Instruction =>
Turn every line of the records below into a Markdown table with two columns, No. and Entry, giving each line its own numbered row. Skip blank lines and leave out the pictures.

>>>

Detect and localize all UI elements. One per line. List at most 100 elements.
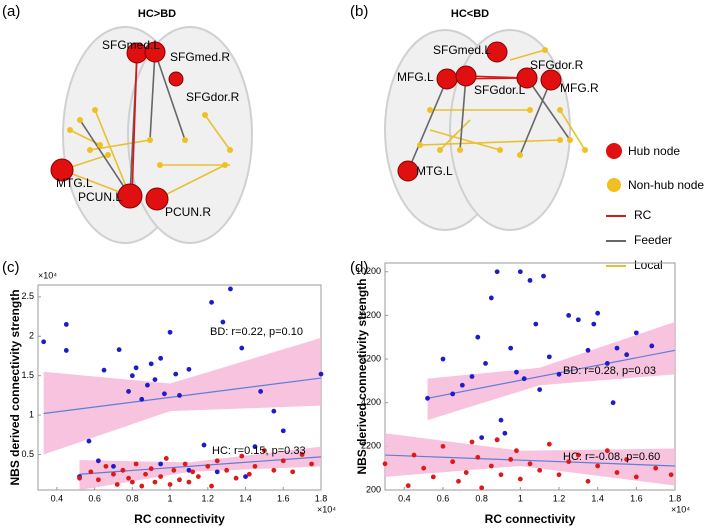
point <box>514 448 519 454</box>
point <box>195 474 201 479</box>
stat-annotation: HC: r=-0.08, p=0.60 <box>563 451 660 463</box>
point <box>120 467 126 473</box>
point <box>411 452 417 458</box>
point <box>177 392 182 398</box>
hub-node <box>486 41 508 63</box>
point <box>517 476 523 482</box>
node-label: SFGdor.R <box>186 90 240 104</box>
point <box>494 269 500 275</box>
point <box>459 382 465 388</box>
point <box>624 457 630 462</box>
point <box>469 439 475 445</box>
hub-node <box>50 158 74 182</box>
point <box>533 321 539 327</box>
point <box>633 474 639 480</box>
x-tick-label: 1.6 <box>630 493 643 503</box>
x-axis-label: RC connectivity <box>485 512 576 526</box>
point <box>575 452 581 458</box>
point <box>145 382 150 388</box>
x-tick-label: 0.8 <box>126 493 139 503</box>
fit-line <box>43 377 322 415</box>
point <box>95 458 101 464</box>
point <box>186 366 192 372</box>
point <box>595 310 601 316</box>
point <box>463 470 469 475</box>
y-tick-label: 1 <box>29 409 34 419</box>
hub-node <box>540 69 562 91</box>
hub-node <box>145 187 169 211</box>
point <box>41 339 47 345</box>
point <box>430 474 436 480</box>
point <box>668 472 674 478</box>
point <box>280 458 286 464</box>
hub-node <box>436 68 458 90</box>
point <box>469 374 475 379</box>
point <box>537 387 543 392</box>
node-label: MTG.L <box>416 164 453 178</box>
y-tick-label: 8200 <box>361 310 381 320</box>
point <box>129 479 135 485</box>
edges <box>61 49 586 200</box>
point <box>440 356 446 362</box>
legend-label: RC <box>634 208 652 222</box>
point <box>252 463 258 469</box>
point <box>475 454 481 460</box>
y-multiplier: ×10⁴ <box>38 270 57 280</box>
point <box>624 352 630 358</box>
y-tick-label: 4200 <box>361 397 381 407</box>
y-tick-label: 2.5 <box>21 291 34 301</box>
point <box>139 483 145 489</box>
point <box>604 448 610 454</box>
x-tick-label: 1.4 <box>239 493 252 503</box>
point <box>585 347 591 353</box>
point <box>614 470 620 475</box>
point <box>63 348 69 353</box>
point <box>508 457 514 462</box>
point <box>129 373 135 379</box>
legend-nonhub <box>607 178 621 192</box>
point <box>537 467 543 473</box>
node-label: SFGmed.R <box>170 50 230 64</box>
point <box>653 465 659 471</box>
node-label: PCUN.L <box>78 190 122 204</box>
point <box>610 400 616 406</box>
point <box>88 469 94 475</box>
node-label: SFGmed.L <box>433 43 491 57</box>
point <box>494 437 500 443</box>
x-tick-label: 1.4 <box>591 493 604 503</box>
point <box>262 448 267 453</box>
point <box>556 472 562 478</box>
node-label: MTG.L <box>56 176 93 190</box>
point <box>280 428 286 434</box>
point <box>220 319 226 325</box>
point <box>152 479 158 485</box>
fit-line <box>427 349 676 399</box>
point <box>514 369 519 375</box>
point <box>508 345 514 351</box>
x-multiplier: ×10⁴ <box>671 504 690 514</box>
point <box>63 322 69 327</box>
point <box>527 461 533 467</box>
point <box>167 329 173 335</box>
point <box>450 459 456 465</box>
point <box>139 396 145 402</box>
point <box>143 471 148 477</box>
point <box>299 452 305 457</box>
point <box>614 345 620 351</box>
point <box>517 269 523 275</box>
point <box>405 483 411 489</box>
point <box>479 435 485 441</box>
point <box>239 345 245 351</box>
point <box>201 442 207 448</box>
x-tick-label: 1 <box>168 493 173 503</box>
point <box>271 467 277 473</box>
point <box>575 317 581 323</box>
point <box>186 467 192 473</box>
y-tick-label: 2200 <box>361 441 381 451</box>
hub-node <box>144 41 166 63</box>
hub-node <box>117 183 143 209</box>
panel-letter: (c) <box>2 259 20 276</box>
point <box>214 458 220 464</box>
point <box>148 466 154 472</box>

<<<

Answer to this task =>
| No. | Entry |
|---|---|
| 1 | Detect and localize all UI elements. One per line. List at most 100 elements. |
| 2 | point <box>514 448 519 454</box> |
| 3 | point <box>195 474 201 479</box> |
| 4 | stat-annotation: HC: r=-0.08, p=0.60 <box>563 451 660 463</box> |
| 5 | point <box>120 467 126 473</box> |
| 6 | point <box>411 452 417 458</box> |
| 7 | point <box>177 392 182 398</box> |
| 8 | hub-node <box>486 41 508 63</box> |
| 9 | point <box>517 476 523 482</box> |
| 10 | node-label: SFGdor.R <box>186 90 240 104</box> |
| 11 | point <box>494 269 500 275</box> |
| 12 | point <box>459 382 465 388</box> |
| 13 | point <box>624 457 630 462</box> |
| 14 | point <box>469 439 475 445</box> |
| 15 | hub-node <box>50 158 74 182</box> |
| 16 | point <box>533 321 539 327</box> |
| 17 | point <box>633 474 639 480</box> |
| 18 | x-tick-label: 1.6 <box>630 493 643 503</box> |
| 19 | x-axis-label: RC connectivity <box>485 512 576 526</box> |
| 20 | point <box>575 452 581 458</box> |
| 21 | point <box>145 382 150 388</box> |
| 22 | x-tick-label: 0.8 <box>126 493 139 503</box> |
| 23 | fit-line <box>43 377 322 415</box> |
| 24 | point <box>95 458 101 464</box> |
| 25 | point <box>186 366 192 372</box> |
| 26 | point <box>595 310 601 316</box> |
| 27 | point <box>463 470 469 475</box> |
| 28 | y-tick-label: 1 <box>29 409 34 419</box> |
| 29 | hub-node <box>540 69 562 91</box> |
| 30 | hub-node <box>145 187 169 211</box> |
| 31 | point <box>41 339 47 345</box> |
| 32 | point <box>430 474 436 480</box> |
| 33 | point <box>668 472 674 478</box> |
| 34 | point <box>280 458 286 464</box> |
| 35 | hub-node <box>436 68 458 90</box> |
| 36 | point <box>469 374 475 379</box> |
| 37 | point <box>537 387 543 392</box> |
| 38 | node-label: MTG.L <box>416 164 453 178</box> |
| 39 | y-tick-label: 8200 <box>361 310 381 320</box> |
| 40 | point <box>129 479 135 485</box> |
| 41 | edges <box>61 49 586 200</box> |
| 42 | point <box>440 356 446 362</box> |
| 43 | legend-label: RC <box>634 208 652 222</box> |
| 44 | point <box>252 463 258 469</box> |
| 45 | point <box>475 454 481 460</box> |
| 46 | y-multiplier: ×10⁴ <box>38 270 57 280</box> |
| 47 | point <box>624 352 630 358</box> |
| 48 | y-tick-label: 4200 <box>361 397 381 407</box> |
| 49 | y-tick-label: 2.5 <box>21 291 34 301</box> |
| 50 | point <box>139 483 145 489</box> |
| 51 | point <box>604 448 610 454</box> |
| 52 | x-tick-label: 1.4 <box>239 493 252 503</box> |
| 53 | point <box>585 347 591 353</box> |
| 54 | point <box>614 470 620 475</box> |
| 55 | point <box>63 348 69 353</box> |
| 56 | point <box>508 457 514 462</box> |
| 57 | point <box>129 373 135 379</box> |
| 58 | legend-nonhub <box>607 178 621 192</box> |
| 59 | point <box>537 467 543 473</box> |
| 60 | node-label: SFGmed.R <box>170 50 230 64</box> |
| 61 | point <box>653 465 659 471</box> |
| 62 | node-label: PCUN.L <box>78 190 122 204</box> |
| 63 | point <box>610 400 616 406</box> |
| 64 | point <box>88 469 94 475</box> |
| 65 | node-label: SFGmed.L <box>433 43 491 57</box> |
| 66 | point <box>494 437 500 443</box> |
| 67 | x-tick-label: 1.4 <box>591 493 604 503</box> |
| 68 | point <box>262 448 267 453</box> |
| 69 | point <box>556 472 562 478</box> |
| 70 | node-label: MTG.L <box>56 176 93 190</box> |
| 71 | point <box>280 428 286 434</box> |
| 72 | point <box>220 319 226 325</box> |
| 73 | point <box>152 479 158 485</box> |
| 74 | fit-line <box>427 349 676 399</box> |
| 75 | point <box>514 369 519 375</box> |
| 76 | point <box>508 345 514 351</box> |
| 77 | x-multiplier: ×10⁴ <box>671 504 690 514</box> |
| 78 | point <box>63 322 69 327</box> |
| 79 | point <box>527 461 533 467</box> |
| 80 | point <box>167 329 173 335</box> |
| 81 | point <box>450 459 456 465</box> |
| 82 | point <box>139 396 145 402</box> |
| 83 | point <box>143 471 148 477</box> |
| 84 | point <box>299 452 305 457</box> |
| 85 | point <box>614 345 620 351</box> |
| 86 | point <box>517 269 523 275</box> |
| 87 | point <box>405 483 411 489</box> |
| 88 | point <box>479 435 485 441</box> |
| 89 | point <box>239 345 245 351</box> |
| 90 | point <box>201 442 207 448</box> |
| 91 | x-tick-label: 1 <box>168 493 173 503</box> |
| 92 | point <box>271 467 277 473</box> |
| 93 | point <box>575 317 581 323</box> |
| 94 | point <box>186 467 192 473</box> |
| 95 | y-tick-label: 2200 <box>361 441 381 451</box> |
| 96 | hub-node <box>144 41 166 63</box> |
| 97 | hub-node <box>117 183 143 209</box> |
| 98 | panel-letter: (c) <box>2 259 20 276</box> |
| 99 | point <box>214 458 220 464</box> |
| 100 | point <box>148 466 154 472</box> |